PROBLEM TO WORK ON
Identify each line below containing the string "LapSRN" and copy it.

MATERIAL PROVIDED
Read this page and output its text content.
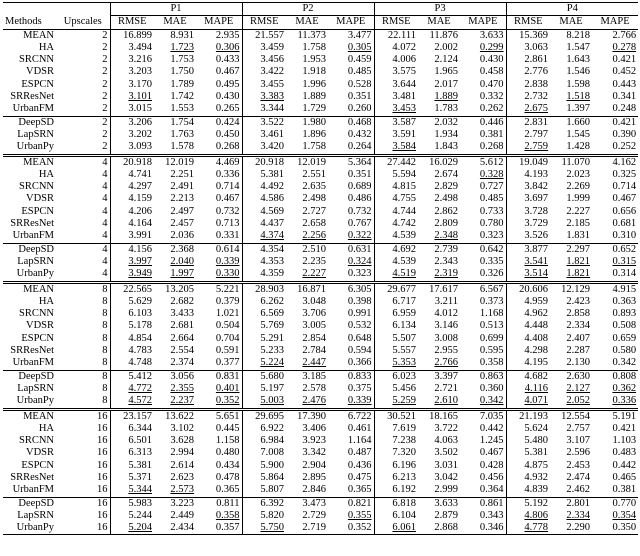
Methods	Upscales	P1			P2			P3			P4		
		RMSE	MAE	MAPE	RMSE	MAE	MAPE	RMSE	MAE	MAPE	RMSE	MAE	MAPE
MEAN	2	16.899	8.931	2.935	21.557	11.373	3.477	22.111	11.876	3.633	15.369	8.218	2.766
HA	2	3.494	1.723	0.306	3.459	1.758	0.305	4.072	2.002	0.299	3.063	1.547	0.278
SRCNN	2	3.216	1.753	0.433	3.456	1.953	0.459	4.006	2.124	0.430	2.861	1.643	0.421
VDSR	2	3.203	1.750	0.467	3.422	1.918	0.485	3.575	1.965	0.458	2.776	1.546	0.452
ESPCN	2	3.170	1.789	0.495	3.455	1.996	0.528	3.644	2.017	0.470	2.838	1.598	0.443
SRResNet	2	3.101	1.742	0.430	3.383	1.889	0.351	3.481	1.889	0.332	2.732	1.518	0.341
UrbanFM	2	3.015	1.553	0.265	3.344	1.729	0.260	3.453	1.783	0.262	2.675	1.397	0.248
DeepSD	2	3.206	1.754	0.424	3.522	1.980	0.468	3.587	2.032	0.446	2.831	1.660	0.421
LapSRN	2	3.202	1.763	0.450	3.461	1.896	0.432	3.591	1.934	0.381	2.797	1.545	0.390
UrbanPy	2	3.093	1.578	0.268	3.420	1.758	0.264	3.584	1.843	0.268	2.759	1.428	0.252
MEAN	4	20.918	12.019	4.469	20.918	12.019	5.364	27.442	16.029	5.612	19.049	11.070	4.162
HA	4	4.741	2.251	0.336	5.381	2.551	0.351	5.594	2.674	0.328	4.193	2.023	0.325
SRCNN	4	4.297	2.491	0.714	4.492	2.635	0.689	4.815	2.829	0.727	3.842	2.269	0.714
VDSR	4	4.159	2.213	0.467	4.586	2.498	0.486	4.755	2.498	0.485	3.697	1.999	0.467
ESPCN	4	4.206	2.497	0.732	4.569	2.727	0.732	4.744	2.862	0.733	3.728	2.227	0.656
SRResNet	4	4.164	2.457	0.713	4.437	2.658	0.767	4.742	2.809	0.780	3.729	2.185	0.681
UrbanFM	4	3.991	2.036	0.331	4.374	2.256	0.322	4.539	2.348	0.323	3.526	1.831	0.310
DeepSD	4	4.156	2.368	0.614	4.354	2.510	0.631	4.692	2.739	0.642	3.877	2.297	0.652
LapSRN	4	3.997	2.040	0.339	4.353	2.235	0.324	4.539	2.343	0.335	3.541	1.821	0.315
UrbanPy	4	3.949	1.997	0.330	4.359	2.227	0.323	4.519	2.319	0.326	3.514	1.821	0.314
MEAN	8	22.565	13.205	5.221	28.903	16.871	6.305	29.677	17.617	6.567	20.606	12.129	4.915
HA	8	5.629	2.682	0.379	6.262	3.048	0.398	6.717	3.211	0.373	4.959	2.423	0.363
SRCNN	8	6.103	3.433	1.021	6.569	3.706	0.991	6.959	4.012	1.168	4.962	2.858	0.893
VDSR	8	5.178	2.681	0.504	5.769	3.005	0.532	6.134	3.146	0.513	4.448	2.334	0.508
ESPCN	8	4.854	2.664	0.704	5.291	2.854	0.648	5.507	3.008	0.699	4.408	2.407	0.659
SRResNet	8	4.783	2.554	0.591	5.233	2.784	0.594	5.557	2.955	0.595	4.298	2.287	0.580
UrbanFM	8	4.748	2.374	0.377	5.224	2.447	0.366	5.353	2.766	0.358	4.195	2.130	0.342
DeepSD	8	5.412	3.056	0.831	5.680	3.185	0.833	6.023	3.397	0.863	4.682	2.630	0.808
LapSRN	8	4.772	2.355	0.401	5.197	2.578	0.375	5.456	2.721	0.360	4.116	2.127	0.362
UrbanPy	8	4.572	2.237	0.352	5.003	2.476	0.339	5.259	2.610	0.342	4.071	2.052	0.336
MEAN	16	23.157	13.622	5.651	29.695	17.390	6.722	30.521	18.165	7.035	21.193	12.554	5.191
HA	16	6.344	3.102	0.445	6.922	3.406	0.461	7.619	3.722	0.442	5.624	2.757	0.421
SRCNN	16	6.501	3.628	1.158	6.984	3.923	1.164	7.238	4.063	1.245	5.480	3.107	1.103
VDSR	16	6.313	2.994	0.480	7.008	3.342	0.487	7.320	3.502	0.467	5.381	2.596	0.483
ESPCN	16	5.381	2.614	0.434	5.900	2.904	0.436	6.196	3.031	0.428	4.875	2.453	0.442
SRResNet	16	5.371	2.623	0.478	5.864	2.895	0.475	6.213	3.042	0.456	4.932	2.474	0.465
UrbanFM	16	5.344	2.573	0.365	5.807	2.846	0.365	6.192	2.999	0.364	4.839	2.462	0.381
DeepSD	16	5.983	3.223	0.811	6.392	3.473	0.821	6.818	3.633	0.861	5.192	2.801	0.770
LapSRN	16	5.244	2.449	0.358	5.820	2.729	0.355	6.104	2.879	0.343	4.806	2.334	0.354
UrbanPy	16	5.204	2.434	0.357	5.750	2.719	0.352	6.061	2.868	0.346	4.778	2.290	0.350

WRITTEN SOLUTION
LapSRN	2	3.202	1.763	0.450	3.461	1.896	0.432	3.591	1.934	0.381	2.797	1.545	0.390
LapSRN	4	3.997	2.040	0.339	4.353	2.235	0.324	4.539	2.343	0.335	3.541	1.821	0.315
LapSRN	8	4.772	2.355	0.401	5.197	2.578	0.375	5.456	2.721	0.360	4.116	2.127	0.362
LapSRN	16	5.244	2.449	0.358	5.820	2.729	0.355	6.104	2.879	0.343	4.806	2.334	0.354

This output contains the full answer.